— Start of DATA SHOWN —
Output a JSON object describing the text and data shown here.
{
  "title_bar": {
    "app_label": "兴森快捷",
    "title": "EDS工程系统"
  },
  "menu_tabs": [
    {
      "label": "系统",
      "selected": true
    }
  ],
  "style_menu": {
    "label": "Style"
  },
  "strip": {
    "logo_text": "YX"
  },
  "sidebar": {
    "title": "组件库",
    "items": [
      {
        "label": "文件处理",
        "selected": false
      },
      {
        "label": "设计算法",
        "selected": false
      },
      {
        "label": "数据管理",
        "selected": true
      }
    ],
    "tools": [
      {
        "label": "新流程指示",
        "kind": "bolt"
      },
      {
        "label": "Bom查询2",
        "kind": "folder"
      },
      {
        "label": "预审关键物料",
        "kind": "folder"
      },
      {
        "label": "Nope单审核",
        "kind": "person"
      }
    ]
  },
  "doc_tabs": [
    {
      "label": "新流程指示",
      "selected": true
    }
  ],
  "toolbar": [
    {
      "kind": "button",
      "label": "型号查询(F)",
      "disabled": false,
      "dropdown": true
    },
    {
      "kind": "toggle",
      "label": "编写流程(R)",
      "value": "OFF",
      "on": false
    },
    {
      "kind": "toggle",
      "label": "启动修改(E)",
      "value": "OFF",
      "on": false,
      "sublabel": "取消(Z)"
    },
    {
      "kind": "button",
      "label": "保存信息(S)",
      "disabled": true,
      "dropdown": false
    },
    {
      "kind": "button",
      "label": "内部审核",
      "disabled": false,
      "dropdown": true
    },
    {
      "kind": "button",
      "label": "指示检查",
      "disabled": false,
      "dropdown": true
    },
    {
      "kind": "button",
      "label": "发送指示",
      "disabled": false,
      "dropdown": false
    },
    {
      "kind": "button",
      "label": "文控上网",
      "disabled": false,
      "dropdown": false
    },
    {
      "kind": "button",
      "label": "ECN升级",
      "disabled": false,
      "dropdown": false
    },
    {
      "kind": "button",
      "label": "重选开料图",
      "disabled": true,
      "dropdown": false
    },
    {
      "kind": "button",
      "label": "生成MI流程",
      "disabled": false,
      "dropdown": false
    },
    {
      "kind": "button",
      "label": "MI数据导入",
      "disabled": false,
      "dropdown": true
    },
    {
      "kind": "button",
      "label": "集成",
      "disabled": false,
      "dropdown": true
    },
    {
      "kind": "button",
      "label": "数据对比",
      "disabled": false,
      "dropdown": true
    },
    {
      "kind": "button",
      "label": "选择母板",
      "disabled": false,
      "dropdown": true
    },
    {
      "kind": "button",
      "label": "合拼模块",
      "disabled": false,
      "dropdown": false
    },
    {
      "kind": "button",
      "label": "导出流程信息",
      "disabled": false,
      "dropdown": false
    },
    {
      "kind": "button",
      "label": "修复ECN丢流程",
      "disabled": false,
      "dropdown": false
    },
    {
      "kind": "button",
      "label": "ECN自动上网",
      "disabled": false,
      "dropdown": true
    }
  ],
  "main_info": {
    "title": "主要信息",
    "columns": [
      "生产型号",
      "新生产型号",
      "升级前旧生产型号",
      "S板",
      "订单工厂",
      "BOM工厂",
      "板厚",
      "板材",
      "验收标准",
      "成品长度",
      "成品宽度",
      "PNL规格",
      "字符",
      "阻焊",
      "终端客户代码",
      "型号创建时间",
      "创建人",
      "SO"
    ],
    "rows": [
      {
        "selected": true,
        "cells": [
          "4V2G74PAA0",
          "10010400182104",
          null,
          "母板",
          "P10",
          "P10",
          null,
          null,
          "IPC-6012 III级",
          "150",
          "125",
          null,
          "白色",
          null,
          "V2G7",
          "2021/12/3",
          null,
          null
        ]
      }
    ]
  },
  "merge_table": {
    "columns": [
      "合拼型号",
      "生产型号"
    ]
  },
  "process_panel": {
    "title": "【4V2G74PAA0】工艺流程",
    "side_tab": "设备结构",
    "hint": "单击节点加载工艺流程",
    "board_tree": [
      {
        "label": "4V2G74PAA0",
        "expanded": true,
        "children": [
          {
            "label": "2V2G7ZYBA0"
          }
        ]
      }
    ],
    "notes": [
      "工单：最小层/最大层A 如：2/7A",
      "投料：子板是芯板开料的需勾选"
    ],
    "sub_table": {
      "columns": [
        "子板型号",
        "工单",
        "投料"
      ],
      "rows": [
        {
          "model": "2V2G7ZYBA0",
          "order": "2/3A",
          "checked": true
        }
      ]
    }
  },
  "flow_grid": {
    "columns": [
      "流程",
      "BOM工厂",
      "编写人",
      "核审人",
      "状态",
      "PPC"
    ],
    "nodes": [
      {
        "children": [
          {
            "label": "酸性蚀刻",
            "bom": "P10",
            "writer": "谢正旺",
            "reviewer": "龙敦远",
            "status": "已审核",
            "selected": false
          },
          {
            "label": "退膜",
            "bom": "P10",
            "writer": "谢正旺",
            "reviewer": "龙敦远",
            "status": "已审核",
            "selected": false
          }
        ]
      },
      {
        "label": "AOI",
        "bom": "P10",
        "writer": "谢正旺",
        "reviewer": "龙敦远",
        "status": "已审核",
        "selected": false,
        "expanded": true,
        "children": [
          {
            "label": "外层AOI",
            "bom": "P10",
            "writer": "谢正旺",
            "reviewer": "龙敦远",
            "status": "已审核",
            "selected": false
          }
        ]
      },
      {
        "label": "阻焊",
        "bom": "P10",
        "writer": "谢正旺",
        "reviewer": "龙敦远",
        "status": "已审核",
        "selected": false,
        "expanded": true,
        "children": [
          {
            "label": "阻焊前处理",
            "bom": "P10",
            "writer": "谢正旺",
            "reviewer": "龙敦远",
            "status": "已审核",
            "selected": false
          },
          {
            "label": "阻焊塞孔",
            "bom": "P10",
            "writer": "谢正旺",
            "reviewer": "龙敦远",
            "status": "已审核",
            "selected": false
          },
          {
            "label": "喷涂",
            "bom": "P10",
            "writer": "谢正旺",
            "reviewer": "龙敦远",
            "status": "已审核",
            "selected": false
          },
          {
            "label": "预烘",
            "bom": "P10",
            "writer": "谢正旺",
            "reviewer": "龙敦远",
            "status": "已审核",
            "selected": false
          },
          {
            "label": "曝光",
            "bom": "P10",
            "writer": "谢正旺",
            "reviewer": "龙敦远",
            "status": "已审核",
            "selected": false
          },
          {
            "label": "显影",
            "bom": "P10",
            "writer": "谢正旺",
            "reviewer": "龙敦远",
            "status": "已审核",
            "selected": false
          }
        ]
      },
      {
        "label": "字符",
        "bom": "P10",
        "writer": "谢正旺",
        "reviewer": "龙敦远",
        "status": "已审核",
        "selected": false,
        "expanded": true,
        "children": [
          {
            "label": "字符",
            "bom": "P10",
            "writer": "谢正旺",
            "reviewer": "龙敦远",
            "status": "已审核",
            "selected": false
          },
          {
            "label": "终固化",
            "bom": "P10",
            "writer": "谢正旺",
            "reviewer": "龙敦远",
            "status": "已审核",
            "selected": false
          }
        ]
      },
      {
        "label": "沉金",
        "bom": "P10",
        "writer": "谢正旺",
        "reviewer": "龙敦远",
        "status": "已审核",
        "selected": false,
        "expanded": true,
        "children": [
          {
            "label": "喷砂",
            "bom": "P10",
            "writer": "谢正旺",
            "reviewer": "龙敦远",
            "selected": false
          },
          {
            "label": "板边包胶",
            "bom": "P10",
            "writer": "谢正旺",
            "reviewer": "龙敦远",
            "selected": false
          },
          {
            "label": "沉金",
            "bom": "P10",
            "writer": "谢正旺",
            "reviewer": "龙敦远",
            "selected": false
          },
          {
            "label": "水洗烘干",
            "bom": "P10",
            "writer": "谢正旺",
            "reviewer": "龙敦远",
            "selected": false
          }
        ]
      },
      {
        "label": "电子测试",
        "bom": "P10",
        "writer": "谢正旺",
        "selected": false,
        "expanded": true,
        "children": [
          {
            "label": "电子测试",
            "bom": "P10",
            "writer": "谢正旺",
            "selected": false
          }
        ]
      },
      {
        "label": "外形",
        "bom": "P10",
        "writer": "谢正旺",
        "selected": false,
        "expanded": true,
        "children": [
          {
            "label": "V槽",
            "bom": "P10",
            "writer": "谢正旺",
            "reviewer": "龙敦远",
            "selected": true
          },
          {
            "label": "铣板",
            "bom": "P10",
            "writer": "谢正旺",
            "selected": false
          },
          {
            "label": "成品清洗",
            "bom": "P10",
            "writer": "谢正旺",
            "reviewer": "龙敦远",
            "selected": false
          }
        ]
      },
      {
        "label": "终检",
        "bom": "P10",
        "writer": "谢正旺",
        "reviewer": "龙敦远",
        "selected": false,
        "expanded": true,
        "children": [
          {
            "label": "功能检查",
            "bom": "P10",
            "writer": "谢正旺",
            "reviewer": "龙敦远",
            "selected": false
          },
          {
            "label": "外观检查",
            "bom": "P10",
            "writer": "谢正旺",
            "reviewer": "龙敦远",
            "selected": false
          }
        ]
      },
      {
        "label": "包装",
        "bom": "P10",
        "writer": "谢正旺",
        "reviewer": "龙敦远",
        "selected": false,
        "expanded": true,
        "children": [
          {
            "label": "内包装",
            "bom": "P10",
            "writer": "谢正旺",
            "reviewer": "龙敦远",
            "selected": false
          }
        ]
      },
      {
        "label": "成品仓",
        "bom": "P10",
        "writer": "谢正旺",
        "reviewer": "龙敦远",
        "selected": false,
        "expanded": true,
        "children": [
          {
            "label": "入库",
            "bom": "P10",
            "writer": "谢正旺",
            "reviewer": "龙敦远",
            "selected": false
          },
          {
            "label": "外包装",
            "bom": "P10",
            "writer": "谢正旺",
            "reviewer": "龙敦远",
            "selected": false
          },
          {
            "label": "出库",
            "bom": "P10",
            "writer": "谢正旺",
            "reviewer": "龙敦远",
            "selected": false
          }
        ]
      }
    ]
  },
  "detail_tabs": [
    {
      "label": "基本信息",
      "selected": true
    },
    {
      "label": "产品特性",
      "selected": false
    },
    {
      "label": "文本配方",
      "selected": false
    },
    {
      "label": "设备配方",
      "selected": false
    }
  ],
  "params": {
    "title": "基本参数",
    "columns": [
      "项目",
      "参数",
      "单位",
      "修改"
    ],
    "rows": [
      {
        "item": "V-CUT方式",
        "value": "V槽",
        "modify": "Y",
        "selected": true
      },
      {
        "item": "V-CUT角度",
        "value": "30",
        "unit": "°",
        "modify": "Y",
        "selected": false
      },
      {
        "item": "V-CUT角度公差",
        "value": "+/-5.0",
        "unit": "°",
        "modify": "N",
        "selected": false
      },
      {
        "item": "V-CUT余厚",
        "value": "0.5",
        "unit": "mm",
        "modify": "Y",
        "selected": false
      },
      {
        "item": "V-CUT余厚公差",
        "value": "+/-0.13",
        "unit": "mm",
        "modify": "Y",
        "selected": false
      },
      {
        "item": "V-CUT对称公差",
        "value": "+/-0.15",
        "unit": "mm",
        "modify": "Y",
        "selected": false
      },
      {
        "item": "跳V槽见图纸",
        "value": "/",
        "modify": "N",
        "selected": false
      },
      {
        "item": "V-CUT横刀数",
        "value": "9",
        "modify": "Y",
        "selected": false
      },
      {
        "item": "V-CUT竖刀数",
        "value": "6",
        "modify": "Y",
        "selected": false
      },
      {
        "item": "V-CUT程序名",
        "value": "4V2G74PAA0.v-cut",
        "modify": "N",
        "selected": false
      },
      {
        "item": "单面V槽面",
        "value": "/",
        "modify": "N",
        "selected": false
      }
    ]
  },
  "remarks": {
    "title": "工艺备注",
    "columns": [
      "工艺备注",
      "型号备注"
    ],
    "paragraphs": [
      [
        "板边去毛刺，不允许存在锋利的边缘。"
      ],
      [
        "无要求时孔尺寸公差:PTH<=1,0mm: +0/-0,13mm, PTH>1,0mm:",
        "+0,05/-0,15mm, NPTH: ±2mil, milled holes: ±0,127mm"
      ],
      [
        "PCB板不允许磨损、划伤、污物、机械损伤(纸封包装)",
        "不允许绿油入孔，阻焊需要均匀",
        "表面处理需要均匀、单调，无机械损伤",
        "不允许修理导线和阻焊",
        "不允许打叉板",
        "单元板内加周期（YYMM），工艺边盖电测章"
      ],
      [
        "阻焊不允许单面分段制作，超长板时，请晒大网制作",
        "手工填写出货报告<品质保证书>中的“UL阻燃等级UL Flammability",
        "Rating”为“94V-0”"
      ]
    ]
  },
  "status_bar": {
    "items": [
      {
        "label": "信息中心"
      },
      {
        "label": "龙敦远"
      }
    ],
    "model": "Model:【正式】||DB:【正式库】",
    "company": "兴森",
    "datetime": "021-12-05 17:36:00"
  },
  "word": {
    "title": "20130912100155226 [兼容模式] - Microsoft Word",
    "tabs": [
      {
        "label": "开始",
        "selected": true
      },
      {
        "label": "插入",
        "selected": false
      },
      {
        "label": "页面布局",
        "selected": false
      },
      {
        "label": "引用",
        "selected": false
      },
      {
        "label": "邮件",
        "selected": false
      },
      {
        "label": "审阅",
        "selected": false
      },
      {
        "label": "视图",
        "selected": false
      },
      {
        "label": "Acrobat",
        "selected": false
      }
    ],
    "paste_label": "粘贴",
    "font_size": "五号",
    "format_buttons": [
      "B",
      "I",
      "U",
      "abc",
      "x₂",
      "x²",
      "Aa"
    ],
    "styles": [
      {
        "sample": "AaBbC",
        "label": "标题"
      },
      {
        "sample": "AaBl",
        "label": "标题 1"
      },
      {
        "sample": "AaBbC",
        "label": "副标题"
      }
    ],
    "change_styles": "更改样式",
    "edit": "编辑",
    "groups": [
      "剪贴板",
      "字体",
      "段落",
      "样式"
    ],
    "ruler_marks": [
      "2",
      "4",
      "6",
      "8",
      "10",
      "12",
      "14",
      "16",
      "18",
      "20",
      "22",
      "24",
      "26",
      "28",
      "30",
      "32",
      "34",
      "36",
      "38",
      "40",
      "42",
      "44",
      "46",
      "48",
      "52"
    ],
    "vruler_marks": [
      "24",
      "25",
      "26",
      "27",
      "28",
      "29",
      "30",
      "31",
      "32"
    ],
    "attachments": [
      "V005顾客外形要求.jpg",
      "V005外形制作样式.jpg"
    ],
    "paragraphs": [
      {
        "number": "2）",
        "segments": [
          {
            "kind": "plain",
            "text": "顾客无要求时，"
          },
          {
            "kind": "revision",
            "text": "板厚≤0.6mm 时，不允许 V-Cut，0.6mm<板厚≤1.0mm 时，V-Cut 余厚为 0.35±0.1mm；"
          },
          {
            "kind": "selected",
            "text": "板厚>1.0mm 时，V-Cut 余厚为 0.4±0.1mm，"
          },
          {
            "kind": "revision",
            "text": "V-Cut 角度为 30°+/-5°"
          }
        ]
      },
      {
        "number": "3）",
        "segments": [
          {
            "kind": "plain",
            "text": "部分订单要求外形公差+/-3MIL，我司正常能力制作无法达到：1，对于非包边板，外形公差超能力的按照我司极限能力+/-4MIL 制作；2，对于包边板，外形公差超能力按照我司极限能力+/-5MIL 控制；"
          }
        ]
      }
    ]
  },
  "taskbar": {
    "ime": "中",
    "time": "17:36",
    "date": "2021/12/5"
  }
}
— End of DATA SHOWN —
YOUR TASK: Each line in the listing above that contains "model" should be copied.

WRITTEN SOLUTION:
          "model": "2V2G7ZYBA0",
    "model": "Model:【正式】||DB:【正式库】",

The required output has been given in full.